[LISTED RECORDS]:
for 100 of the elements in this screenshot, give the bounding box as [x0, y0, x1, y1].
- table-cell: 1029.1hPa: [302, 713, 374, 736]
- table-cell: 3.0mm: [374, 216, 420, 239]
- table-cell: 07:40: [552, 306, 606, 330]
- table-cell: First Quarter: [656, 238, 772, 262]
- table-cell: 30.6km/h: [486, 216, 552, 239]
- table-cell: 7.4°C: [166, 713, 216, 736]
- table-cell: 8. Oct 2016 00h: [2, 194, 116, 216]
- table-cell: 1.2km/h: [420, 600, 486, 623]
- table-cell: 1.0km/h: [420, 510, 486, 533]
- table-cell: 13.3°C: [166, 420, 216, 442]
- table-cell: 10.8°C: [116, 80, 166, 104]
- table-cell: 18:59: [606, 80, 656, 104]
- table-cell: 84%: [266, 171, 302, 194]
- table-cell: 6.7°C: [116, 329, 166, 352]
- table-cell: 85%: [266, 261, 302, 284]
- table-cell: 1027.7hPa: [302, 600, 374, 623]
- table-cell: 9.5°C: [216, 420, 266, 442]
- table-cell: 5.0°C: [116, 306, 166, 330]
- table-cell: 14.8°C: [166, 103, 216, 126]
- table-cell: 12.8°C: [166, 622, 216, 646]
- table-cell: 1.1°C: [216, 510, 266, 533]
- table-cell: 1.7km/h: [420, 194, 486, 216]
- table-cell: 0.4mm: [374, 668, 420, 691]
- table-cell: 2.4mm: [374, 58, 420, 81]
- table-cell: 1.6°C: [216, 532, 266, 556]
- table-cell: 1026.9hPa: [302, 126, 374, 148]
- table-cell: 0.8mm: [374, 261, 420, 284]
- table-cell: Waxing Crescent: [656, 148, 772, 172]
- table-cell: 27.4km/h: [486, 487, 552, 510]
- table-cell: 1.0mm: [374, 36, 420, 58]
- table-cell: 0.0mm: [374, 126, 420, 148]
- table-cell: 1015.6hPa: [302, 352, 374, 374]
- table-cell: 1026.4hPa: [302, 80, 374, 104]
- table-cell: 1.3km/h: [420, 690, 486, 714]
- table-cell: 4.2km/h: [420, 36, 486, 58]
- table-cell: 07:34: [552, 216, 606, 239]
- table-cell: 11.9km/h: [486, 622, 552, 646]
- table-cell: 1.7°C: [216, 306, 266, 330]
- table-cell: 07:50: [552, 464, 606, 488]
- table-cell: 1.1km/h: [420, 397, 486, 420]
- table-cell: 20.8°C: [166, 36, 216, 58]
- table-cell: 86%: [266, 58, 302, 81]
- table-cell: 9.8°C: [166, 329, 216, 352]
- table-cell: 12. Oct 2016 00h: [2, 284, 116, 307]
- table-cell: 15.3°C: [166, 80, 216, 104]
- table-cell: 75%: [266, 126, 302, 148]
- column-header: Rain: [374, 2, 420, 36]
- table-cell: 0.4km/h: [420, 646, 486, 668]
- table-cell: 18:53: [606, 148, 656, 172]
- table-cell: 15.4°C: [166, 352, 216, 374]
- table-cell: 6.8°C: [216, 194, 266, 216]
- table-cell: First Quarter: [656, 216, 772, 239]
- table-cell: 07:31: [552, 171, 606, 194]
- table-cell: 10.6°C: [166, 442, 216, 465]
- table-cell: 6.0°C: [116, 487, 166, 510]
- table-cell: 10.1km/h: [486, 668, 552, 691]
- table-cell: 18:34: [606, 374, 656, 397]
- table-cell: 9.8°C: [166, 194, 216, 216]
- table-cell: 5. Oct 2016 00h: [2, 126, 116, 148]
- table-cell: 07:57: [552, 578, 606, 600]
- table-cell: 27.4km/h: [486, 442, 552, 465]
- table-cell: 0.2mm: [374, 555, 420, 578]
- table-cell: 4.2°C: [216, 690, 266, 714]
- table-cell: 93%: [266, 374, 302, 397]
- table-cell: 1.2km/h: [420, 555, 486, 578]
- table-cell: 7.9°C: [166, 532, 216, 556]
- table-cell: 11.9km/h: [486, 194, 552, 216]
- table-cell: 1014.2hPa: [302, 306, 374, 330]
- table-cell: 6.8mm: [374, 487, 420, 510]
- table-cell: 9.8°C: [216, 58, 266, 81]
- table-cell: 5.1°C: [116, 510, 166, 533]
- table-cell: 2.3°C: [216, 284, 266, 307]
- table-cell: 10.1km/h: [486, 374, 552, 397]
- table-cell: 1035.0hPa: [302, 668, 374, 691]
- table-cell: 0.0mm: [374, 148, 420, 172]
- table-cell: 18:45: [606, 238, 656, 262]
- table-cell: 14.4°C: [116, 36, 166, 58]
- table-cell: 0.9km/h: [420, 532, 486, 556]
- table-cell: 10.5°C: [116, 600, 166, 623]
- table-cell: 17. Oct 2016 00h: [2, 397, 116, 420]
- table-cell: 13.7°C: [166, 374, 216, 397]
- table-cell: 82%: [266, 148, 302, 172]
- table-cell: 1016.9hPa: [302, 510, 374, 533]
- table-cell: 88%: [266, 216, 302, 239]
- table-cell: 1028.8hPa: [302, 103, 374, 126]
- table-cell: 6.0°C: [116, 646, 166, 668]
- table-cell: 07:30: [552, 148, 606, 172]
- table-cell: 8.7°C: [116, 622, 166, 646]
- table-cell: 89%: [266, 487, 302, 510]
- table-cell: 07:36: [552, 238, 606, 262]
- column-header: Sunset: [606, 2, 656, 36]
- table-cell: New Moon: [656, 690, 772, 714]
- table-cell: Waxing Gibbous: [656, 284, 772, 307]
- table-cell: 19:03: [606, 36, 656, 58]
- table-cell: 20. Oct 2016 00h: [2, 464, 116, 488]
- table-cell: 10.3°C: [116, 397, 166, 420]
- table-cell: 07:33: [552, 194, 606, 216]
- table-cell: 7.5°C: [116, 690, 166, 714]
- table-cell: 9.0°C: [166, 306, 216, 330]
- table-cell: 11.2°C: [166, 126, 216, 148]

[WRITTEN REQUEST]: Return the material above unchanged, from its first line through the line that contains "- table-cell: 14.8°C: [166, 103, 216, 126]", and nothing after it.

[COMPLETE RESPONSE]:
for 100 of the elements in this screenshot, give the bounding box as [x0, y0, x1, y1].
- table-cell: 1029.1hPa: [302, 713, 374, 736]
- table-cell: 3.0mm: [374, 216, 420, 239]
- table-cell: 07:40: [552, 306, 606, 330]
- table-cell: First Quarter: [656, 238, 772, 262]
- table-cell: 30.6km/h: [486, 216, 552, 239]
- table-cell: 7.4°C: [166, 713, 216, 736]
- table-cell: 8. Oct 2016 00h: [2, 194, 116, 216]
- table-cell: 1.2km/h: [420, 600, 486, 623]
- table-cell: 1.0km/h: [420, 510, 486, 533]
- table-cell: 13.3°C: [166, 420, 216, 442]
- table-cell: 10.8°C: [116, 80, 166, 104]
- table-cell: 18:59: [606, 80, 656, 104]
- table-cell: 84%: [266, 171, 302, 194]
- table-cell: 6.7°C: [116, 329, 166, 352]
- table-cell: 85%: [266, 261, 302, 284]
- table-cell: 1027.7hPa: [302, 600, 374, 623]
- table-cell: 9.5°C: [216, 420, 266, 442]
- table-cell: 5.0°C: [116, 306, 166, 330]
- table-cell: 14.8°C: [166, 103, 216, 126]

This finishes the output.